[Saved data entries]

----

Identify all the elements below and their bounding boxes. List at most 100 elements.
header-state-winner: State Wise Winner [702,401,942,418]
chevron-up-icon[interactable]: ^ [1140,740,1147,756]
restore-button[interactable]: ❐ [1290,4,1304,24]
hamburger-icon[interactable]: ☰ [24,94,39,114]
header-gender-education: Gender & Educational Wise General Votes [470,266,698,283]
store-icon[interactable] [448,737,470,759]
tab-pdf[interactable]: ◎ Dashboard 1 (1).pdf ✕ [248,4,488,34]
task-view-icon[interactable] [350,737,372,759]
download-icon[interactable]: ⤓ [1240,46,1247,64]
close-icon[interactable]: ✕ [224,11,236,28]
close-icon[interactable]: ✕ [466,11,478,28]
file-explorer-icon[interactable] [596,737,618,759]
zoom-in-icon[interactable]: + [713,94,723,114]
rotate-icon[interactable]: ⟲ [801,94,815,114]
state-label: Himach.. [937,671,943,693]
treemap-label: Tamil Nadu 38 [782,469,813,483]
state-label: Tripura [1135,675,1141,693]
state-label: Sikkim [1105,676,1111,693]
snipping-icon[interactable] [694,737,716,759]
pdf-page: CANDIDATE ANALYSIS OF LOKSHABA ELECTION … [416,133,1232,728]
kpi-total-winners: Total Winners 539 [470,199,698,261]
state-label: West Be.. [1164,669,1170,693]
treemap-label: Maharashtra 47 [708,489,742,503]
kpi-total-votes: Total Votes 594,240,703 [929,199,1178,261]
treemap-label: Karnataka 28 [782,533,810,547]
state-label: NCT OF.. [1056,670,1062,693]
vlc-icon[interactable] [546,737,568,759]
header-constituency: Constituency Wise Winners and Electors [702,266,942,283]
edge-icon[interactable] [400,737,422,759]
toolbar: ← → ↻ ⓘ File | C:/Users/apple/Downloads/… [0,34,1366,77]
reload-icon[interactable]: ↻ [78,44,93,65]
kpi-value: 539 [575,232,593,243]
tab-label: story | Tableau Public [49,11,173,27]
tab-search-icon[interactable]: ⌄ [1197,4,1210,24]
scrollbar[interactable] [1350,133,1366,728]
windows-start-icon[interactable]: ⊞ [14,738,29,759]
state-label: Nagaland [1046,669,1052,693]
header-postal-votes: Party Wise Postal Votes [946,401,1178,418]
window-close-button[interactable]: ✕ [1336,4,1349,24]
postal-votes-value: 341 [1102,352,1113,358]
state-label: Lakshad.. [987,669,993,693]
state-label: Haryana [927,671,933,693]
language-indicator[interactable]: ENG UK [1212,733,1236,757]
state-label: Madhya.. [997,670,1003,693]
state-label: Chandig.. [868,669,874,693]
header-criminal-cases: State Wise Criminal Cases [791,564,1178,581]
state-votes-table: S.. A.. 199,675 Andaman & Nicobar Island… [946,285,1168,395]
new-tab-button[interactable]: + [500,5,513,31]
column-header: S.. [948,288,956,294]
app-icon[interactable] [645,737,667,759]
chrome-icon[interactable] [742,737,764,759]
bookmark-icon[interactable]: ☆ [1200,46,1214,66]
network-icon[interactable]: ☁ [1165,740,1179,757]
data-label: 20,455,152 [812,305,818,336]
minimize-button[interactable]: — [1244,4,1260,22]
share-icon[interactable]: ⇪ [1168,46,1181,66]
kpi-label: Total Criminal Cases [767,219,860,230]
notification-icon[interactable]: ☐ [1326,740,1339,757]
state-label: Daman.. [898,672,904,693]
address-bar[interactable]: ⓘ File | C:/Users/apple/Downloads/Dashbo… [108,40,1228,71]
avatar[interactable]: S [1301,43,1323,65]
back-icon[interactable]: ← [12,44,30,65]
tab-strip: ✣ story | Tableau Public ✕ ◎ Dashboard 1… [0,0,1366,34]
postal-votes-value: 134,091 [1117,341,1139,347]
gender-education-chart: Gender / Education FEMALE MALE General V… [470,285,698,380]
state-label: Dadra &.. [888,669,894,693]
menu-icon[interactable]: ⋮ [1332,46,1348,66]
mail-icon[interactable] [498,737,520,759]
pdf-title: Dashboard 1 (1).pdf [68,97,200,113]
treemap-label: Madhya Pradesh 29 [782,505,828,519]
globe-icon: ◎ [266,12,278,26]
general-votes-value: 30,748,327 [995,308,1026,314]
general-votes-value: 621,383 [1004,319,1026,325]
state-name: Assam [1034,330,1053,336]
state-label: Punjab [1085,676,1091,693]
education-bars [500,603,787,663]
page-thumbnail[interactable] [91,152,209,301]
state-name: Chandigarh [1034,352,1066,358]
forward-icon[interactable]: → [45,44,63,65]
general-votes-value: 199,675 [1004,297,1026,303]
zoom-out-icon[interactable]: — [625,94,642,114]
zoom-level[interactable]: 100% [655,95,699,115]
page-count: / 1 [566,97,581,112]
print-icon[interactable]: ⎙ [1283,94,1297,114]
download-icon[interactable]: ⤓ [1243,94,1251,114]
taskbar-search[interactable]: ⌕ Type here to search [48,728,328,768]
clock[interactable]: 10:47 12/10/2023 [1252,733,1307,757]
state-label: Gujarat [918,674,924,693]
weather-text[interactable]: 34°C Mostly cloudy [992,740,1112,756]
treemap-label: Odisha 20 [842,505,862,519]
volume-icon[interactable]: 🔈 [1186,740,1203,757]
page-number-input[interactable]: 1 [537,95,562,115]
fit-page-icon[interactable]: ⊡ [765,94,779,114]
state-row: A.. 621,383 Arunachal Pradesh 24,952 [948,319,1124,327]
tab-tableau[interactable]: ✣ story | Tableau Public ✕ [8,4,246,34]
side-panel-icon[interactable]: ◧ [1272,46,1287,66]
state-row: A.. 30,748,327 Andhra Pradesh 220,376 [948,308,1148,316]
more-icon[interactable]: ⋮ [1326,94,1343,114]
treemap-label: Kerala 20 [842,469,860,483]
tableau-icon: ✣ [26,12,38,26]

----

- Challenge -
Extract every line of the entries above and reproduce each one verbatim.

- Answer for this exercise -
Identify all the elements below and their bounding boxes. List at most 100 elements.
header-state-winner: State Wise Winner [702,401,942,418]
chevron-up-icon[interactable]: ^ [1140,740,1147,756]
restore-button[interactable]: ❐ [1290,4,1304,24]
hamburger-icon[interactable]: ☰ [24,94,39,114]
header-gender-education: Gender & Educational Wise General Votes [470,266,698,283]
store-icon[interactable] [448,737,470,759]
tab-pdf[interactable]: ◎ Dashboard 1 (1).pdf ✕ [248,4,488,34]
task-view-icon[interactable] [350,737,372,759]
download-icon[interactable]: ⤓ [1240,46,1247,64]
close-icon[interactable]: ✕ [224,11,236,28]
close-icon[interactable]: ✕ [466,11,478,28]
file-explorer-icon[interactable] [596,737,618,759]
zoom-in-icon[interactable]: + [713,94,723,114]
rotate-icon[interactable]: ⟲ [801,94,815,114]
state-label: Himach.. [937,671,943,693]
treemap-label: Tamil Nadu 38 [782,469,813,483]
state-label: Tripura [1135,675,1141,693]
state-label: Sikkim [1105,676,1111,693]
snipping-icon[interactable] [694,737,716,759]
pdf-page: CANDIDATE ANALYSIS OF LOKSHABA ELECTION … [416,133,1232,728]
kpi-total-winners: Total Winners 539 [470,199,698,261]
state-label: West Be.. [1164,669,1170,693]
treemap-label: Maharashtra 47 [708,489,742,503]
kpi-total-votes: Total Votes 594,240,703 [929,199,1178,261]
treemap-label: Karnataka 28 [782,533,810,547]
state-label: NCT OF.. [1056,670,1062,693]
vlc-icon[interactable] [546,737,568,759]
header-constituency: Constituency Wise Winners and Electors [702,266,942,283]
edge-icon[interactable] [400,737,422,759]
toolbar: ← → ↻ ⓘ File | C:/Users/apple/Downloads/… [0,34,1366,77]
reload-icon[interactable]: ↻ [78,44,93,65]
kpi-value: 539 [575,232,593,243]
tab-label: story | Tableau Public [49,11,173,27]
tab-search-icon[interactable]: ⌄ [1197,4,1210,24]
scrollbar[interactable] [1350,133,1366,728]
windows-start-icon[interactable]: ⊞ [14,738,29,759]
state-label: Nagaland [1046,669,1052,693]
header-postal-votes: Party Wise Postal Votes [946,401,1178,418]
window-close-button[interactable]: ✕ [1336,4,1349,24]
postal-votes-value: 341 [1102,352,1113,358]
state-label: Lakshad.. [987,669,993,693]
state-label: Haryana [927,671,933,693]
language-indicator[interactable]: ENG UK [1212,733,1236,757]
state-label: Madhya.. [997,670,1003,693]
state-label: Chandig.. [868,669,874,693]
header-criminal-cases: State Wise Criminal Cases [791,564,1178,581]
state-votes-table: S.. A.. 199,675 Andaman & Nicobar Island… [946,285,1168,395]
new-tab-button[interactable]: + [500,5,513,31]
column-header: S.. [948,288,956,294]
app-icon[interactable] [645,737,667,759]
chrome-icon[interactable] [742,737,764,759]
bookmark-icon[interactable]: ☆ [1200,46,1214,66]
network-icon[interactable]: ☁ [1165,740,1179,757]
data-label: 20,455,152 [812,305,818,336]
minimize-button[interactable]: — [1244,4,1260,22]
share-icon[interactable]: ⇪ [1168,46,1181,66]
kpi-label: Total Criminal Cases [767,219,860,230]
notification-icon[interactable]: ☐ [1326,740,1339,757]
state-label: Daman.. [898,672,904,693]
address-bar[interactable]: ⓘ File | C:/Users/apple/Downloads/Dashbo… [108,40,1228,71]
avatar[interactable]: S [1301,43,1323,65]
back-icon[interactable]: ← [12,44,30,65]
tab-strip: ✣ story | Tableau Public ✕ ◎ Dashboard 1… [0,0,1366,34]
postal-votes-value: 134,091 [1117,341,1139,347]
gender-education-chart: Gender / Education FEMALE MALE General V… [470,285,698,380]
state-label: Dadra &.. [888,669,894,693]
menu-icon[interactable]: ⋮ [1332,46,1348,66]
mail-icon[interactable] [498,737,520,759]
pdf-title: Dashboard 1 (1).pdf [68,97,200,113]
treemap-label: Madhya Pradesh 29 [782,505,828,519]
globe-icon: ◎ [266,12,278,26]
general-votes-value: 30,748,327 [995,308,1026,314]
general-votes-value: 621,383 [1004,319,1026,325]
state-name: Assam [1034,330,1053,336]
state-label: Punjab [1085,676,1091,693]
education-bars [500,603,787,663]
page-thumbnail[interactable] [91,152,209,301]
state-name: Chandigarh [1034,352,1066,358]
forward-icon[interactable]: → [45,44,63,65]
general-votes-value: 199,675 [1004,297,1026,303]
zoom-out-icon[interactable]: — [625,94,642,114]
zoom-level[interactable]: 100% [655,95,699,115]
page-count: / 1 [566,97,581,112]
print-icon[interactable]: ⎙ [1283,94,1297,114]
download-icon[interactable]: ⤓ [1243,94,1251,114]
taskbar-search[interactable]: ⌕ Type here to search [48,728,328,768]
clock[interactable]: 10:47 12/10/2023 [1252,733,1307,757]
state-label: Gujarat [918,674,924,693]
weather-text[interactable]: 34°C Mostly cloudy [992,740,1112,756]
treemap-label: Odisha 20 [842,505,862,519]
volume-icon[interactable]: 🔈 [1186,740,1203,757]
page-number-input[interactable]: 1 [537,95,562,115]
fit-page-icon[interactable]: ⊡ [765,94,779,114]
state-row: A.. 621,383 Arunachal Pradesh 24,952 [948,319,1124,327]
tab-tableau[interactable]: ✣ story | Tableau Public ✕ [8,4,246,34]
side-panel-icon[interactable]: ◧ [1272,46,1287,66]
state-row: A.. 30,748,327 Andhra Pradesh 220,376 [948,308,1148,316]
more-icon[interactable]: ⋮ [1326,94,1343,114]
treemap-label: Kerala 20 [842,469,860,483]
tableau-icon: ✣ [26,12,38,26]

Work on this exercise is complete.